**What you will do**.
Records follow. Copy every line with "drinking".

**Stored records**.
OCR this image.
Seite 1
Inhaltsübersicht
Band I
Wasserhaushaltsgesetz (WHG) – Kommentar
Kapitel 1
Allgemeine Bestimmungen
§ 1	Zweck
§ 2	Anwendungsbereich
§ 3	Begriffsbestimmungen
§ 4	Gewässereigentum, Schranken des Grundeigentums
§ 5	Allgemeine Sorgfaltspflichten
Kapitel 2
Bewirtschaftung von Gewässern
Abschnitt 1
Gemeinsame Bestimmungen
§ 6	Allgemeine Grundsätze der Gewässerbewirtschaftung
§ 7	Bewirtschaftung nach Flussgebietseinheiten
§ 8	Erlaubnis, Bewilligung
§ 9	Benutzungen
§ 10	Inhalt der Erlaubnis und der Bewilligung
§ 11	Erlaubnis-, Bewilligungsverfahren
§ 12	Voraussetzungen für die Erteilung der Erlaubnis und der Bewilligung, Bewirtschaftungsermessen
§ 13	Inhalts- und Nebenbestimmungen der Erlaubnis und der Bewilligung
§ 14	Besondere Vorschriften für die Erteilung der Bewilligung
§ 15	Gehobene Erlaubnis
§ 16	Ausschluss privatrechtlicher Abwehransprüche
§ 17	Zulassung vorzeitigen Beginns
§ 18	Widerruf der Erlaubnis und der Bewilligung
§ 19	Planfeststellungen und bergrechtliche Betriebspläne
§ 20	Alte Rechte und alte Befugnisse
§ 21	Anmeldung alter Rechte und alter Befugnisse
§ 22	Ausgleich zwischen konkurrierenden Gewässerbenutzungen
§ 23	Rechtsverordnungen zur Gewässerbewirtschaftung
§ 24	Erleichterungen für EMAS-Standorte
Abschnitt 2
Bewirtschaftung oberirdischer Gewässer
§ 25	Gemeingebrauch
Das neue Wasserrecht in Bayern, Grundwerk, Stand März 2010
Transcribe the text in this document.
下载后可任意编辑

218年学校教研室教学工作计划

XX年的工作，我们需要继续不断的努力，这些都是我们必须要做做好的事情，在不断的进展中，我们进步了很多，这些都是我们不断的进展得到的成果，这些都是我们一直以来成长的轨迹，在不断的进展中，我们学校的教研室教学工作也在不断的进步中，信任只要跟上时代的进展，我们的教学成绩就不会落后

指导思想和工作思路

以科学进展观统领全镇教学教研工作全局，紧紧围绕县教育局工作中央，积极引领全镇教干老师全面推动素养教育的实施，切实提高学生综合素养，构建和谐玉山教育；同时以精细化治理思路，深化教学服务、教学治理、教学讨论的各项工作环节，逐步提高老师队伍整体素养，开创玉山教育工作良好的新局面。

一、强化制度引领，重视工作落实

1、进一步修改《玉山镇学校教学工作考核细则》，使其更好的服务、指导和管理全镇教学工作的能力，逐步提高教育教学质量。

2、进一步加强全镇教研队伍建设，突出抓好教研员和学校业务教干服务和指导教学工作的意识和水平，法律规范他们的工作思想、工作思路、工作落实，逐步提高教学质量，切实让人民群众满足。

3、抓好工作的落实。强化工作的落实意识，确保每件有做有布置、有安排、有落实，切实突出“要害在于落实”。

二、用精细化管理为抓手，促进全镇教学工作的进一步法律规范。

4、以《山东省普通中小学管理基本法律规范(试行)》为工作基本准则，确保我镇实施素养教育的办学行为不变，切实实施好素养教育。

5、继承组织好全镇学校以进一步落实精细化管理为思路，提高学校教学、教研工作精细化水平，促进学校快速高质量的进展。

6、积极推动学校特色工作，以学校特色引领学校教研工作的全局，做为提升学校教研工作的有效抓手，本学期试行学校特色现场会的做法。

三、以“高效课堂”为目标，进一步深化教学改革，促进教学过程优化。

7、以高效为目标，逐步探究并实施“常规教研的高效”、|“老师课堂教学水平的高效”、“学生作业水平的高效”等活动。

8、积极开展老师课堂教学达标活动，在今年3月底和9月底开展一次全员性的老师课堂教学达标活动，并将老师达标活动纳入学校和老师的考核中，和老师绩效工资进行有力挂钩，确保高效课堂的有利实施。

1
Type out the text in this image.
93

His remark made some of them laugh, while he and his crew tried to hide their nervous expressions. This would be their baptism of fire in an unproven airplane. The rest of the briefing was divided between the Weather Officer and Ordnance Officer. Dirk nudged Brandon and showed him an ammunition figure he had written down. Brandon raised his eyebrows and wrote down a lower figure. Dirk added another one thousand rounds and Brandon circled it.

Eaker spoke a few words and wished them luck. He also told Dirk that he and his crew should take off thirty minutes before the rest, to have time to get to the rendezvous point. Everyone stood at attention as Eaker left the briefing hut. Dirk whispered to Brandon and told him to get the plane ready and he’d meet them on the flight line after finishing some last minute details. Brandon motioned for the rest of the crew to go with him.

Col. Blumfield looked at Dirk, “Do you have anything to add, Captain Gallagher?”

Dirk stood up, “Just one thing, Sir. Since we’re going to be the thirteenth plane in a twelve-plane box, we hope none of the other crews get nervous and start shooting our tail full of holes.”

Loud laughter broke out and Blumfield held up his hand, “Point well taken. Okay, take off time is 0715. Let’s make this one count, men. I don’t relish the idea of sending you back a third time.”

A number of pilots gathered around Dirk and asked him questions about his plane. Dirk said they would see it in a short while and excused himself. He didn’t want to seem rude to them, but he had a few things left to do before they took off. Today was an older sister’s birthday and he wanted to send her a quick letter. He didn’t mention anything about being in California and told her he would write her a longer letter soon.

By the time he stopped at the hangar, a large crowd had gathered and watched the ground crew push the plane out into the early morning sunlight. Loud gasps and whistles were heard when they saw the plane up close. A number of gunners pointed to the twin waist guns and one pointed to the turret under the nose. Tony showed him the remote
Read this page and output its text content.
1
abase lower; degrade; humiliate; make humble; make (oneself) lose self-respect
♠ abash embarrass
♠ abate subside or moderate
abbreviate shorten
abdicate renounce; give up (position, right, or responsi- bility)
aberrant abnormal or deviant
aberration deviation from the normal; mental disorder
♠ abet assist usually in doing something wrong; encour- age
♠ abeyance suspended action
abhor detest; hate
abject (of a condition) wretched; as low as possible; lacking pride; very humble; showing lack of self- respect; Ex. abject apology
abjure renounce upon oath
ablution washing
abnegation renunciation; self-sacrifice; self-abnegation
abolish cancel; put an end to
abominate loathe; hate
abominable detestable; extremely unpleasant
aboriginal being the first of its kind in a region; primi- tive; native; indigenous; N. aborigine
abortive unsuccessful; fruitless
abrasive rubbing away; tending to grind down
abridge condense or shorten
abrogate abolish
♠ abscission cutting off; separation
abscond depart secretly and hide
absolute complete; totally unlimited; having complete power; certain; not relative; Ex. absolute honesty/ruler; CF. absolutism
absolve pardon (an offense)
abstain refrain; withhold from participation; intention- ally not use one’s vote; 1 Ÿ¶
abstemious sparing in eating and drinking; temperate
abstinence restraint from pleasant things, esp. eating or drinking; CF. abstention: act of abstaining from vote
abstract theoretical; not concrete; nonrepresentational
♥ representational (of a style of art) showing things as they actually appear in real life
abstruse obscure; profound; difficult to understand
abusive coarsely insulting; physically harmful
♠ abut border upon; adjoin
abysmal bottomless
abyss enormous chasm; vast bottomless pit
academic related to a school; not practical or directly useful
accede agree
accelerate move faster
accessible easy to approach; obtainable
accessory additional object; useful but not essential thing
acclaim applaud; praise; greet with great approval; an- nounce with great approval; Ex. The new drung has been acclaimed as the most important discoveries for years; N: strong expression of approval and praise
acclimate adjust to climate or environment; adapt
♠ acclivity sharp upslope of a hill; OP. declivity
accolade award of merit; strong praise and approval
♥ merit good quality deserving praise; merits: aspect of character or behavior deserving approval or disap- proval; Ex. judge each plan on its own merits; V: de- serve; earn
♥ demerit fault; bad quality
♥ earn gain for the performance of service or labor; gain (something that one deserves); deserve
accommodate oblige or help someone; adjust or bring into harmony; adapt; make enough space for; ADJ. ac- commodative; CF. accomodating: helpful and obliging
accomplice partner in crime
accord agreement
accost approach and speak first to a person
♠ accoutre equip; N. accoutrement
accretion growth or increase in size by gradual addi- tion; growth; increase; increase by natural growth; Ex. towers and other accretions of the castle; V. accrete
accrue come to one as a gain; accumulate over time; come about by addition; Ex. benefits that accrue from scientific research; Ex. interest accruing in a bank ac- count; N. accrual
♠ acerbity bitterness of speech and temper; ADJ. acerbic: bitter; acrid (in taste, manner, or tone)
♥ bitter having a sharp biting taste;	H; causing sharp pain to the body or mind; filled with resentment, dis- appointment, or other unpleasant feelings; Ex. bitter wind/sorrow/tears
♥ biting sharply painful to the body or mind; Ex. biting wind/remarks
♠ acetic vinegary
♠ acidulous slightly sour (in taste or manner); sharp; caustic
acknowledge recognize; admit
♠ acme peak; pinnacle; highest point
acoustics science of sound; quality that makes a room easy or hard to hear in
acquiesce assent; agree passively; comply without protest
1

**Answer to this exercise**.
abstemious sparing in eating and drinking; temperate
abstinence restraint from pleasant things, esp. eating or drinking; CF. abstention: act of abstaining from vote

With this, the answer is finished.